**DESCRIPTION OF THE TASK:** How many lines of these records hold the string "label"? Reply with the number alone.
-- Begin INPUT --
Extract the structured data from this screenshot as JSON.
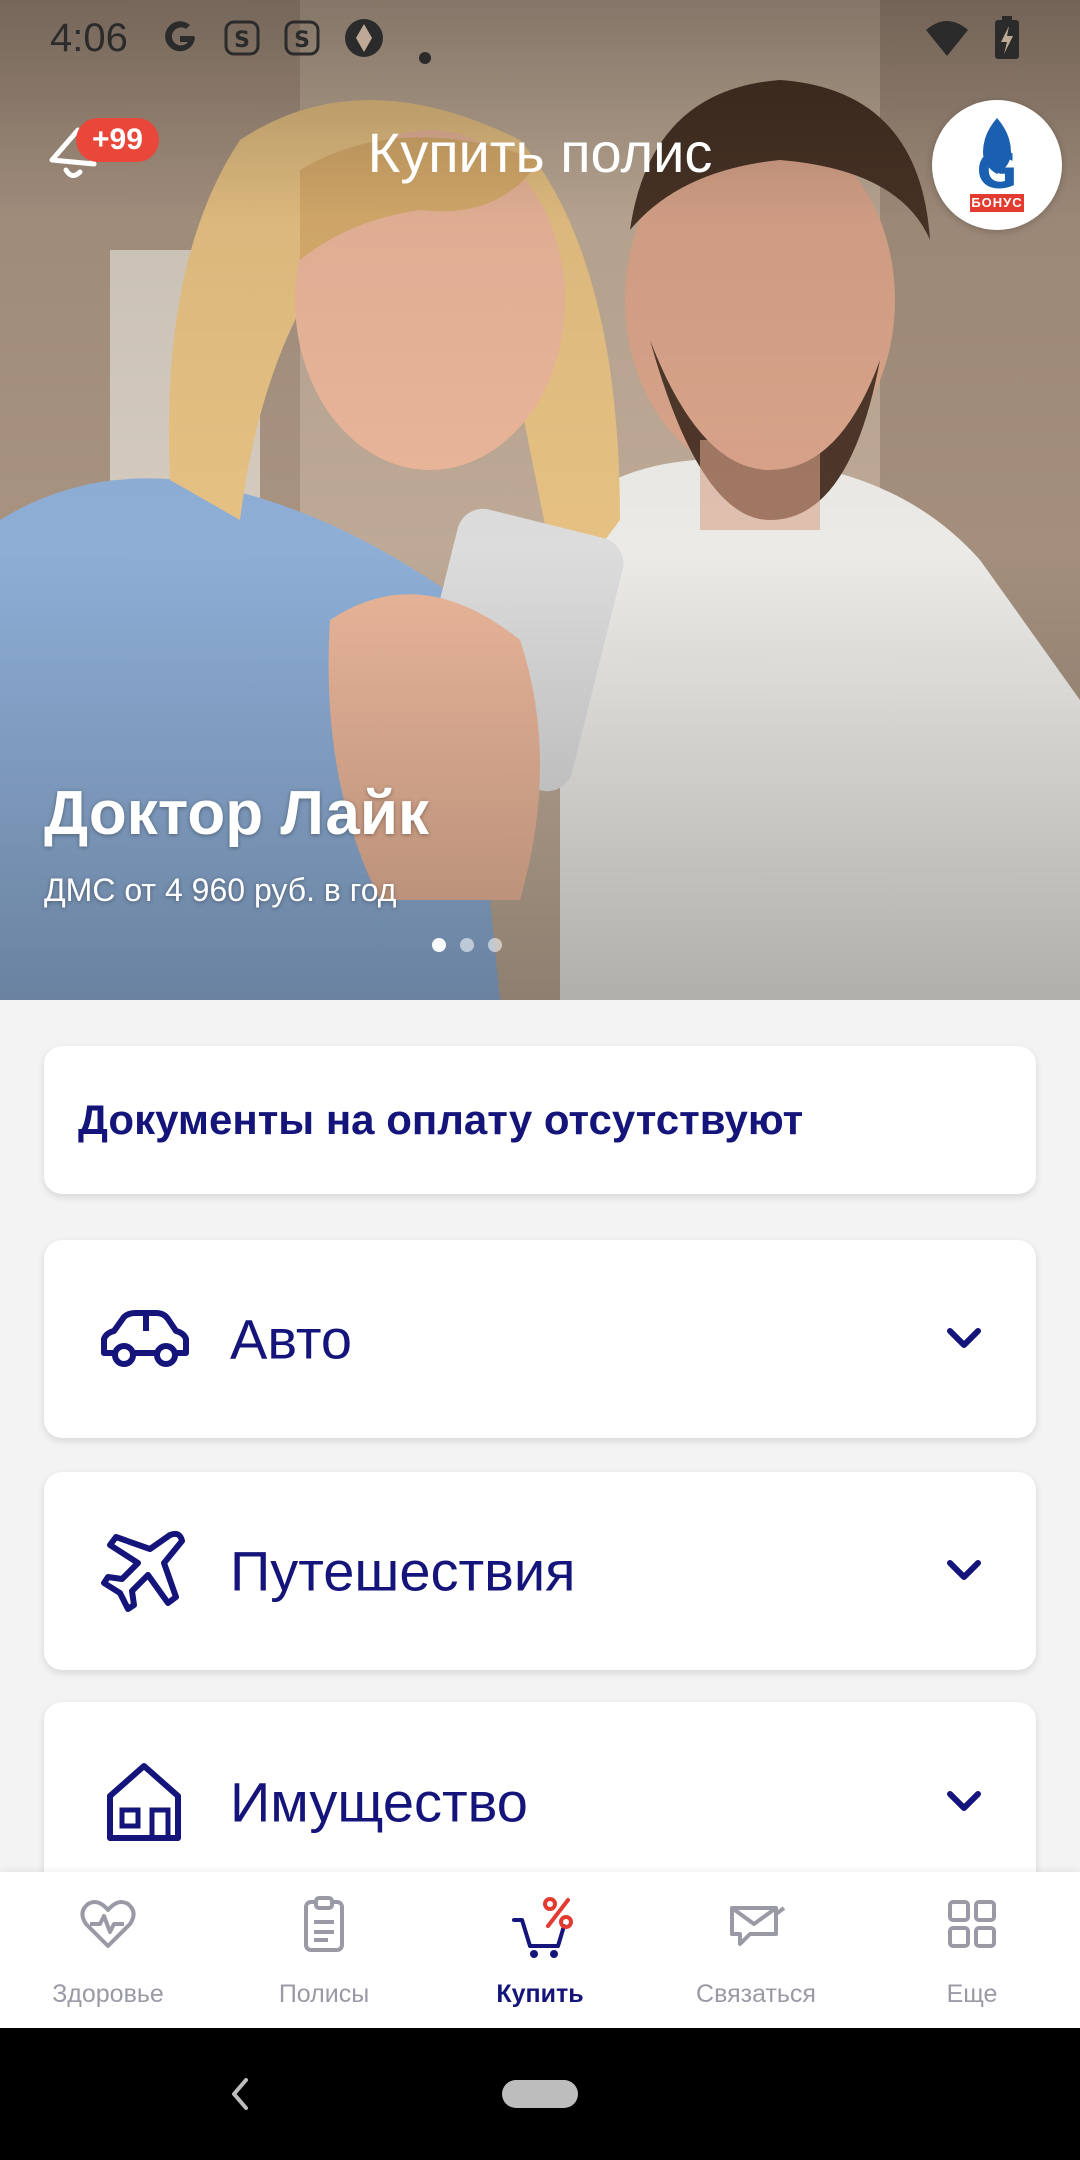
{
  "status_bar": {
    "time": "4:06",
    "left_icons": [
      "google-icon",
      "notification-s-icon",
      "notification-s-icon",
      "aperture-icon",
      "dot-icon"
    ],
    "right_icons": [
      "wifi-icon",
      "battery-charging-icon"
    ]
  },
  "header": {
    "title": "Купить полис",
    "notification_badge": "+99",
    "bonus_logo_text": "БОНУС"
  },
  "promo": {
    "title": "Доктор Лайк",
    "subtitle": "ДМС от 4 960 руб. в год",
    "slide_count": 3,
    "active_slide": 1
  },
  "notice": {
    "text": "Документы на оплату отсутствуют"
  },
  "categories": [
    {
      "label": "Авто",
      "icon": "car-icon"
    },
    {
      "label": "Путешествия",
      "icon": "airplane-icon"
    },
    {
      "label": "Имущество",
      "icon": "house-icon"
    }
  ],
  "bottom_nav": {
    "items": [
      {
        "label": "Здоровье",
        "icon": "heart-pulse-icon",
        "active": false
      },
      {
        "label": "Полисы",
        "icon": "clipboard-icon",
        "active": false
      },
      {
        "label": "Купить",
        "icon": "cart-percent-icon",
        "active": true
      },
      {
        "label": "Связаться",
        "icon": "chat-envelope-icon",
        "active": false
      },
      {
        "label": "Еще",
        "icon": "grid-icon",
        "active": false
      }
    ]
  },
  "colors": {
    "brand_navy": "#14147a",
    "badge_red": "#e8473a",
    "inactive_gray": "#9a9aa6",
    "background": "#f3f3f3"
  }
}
-- End INPUT --
**RESPONSE TO THIS TASK:** 8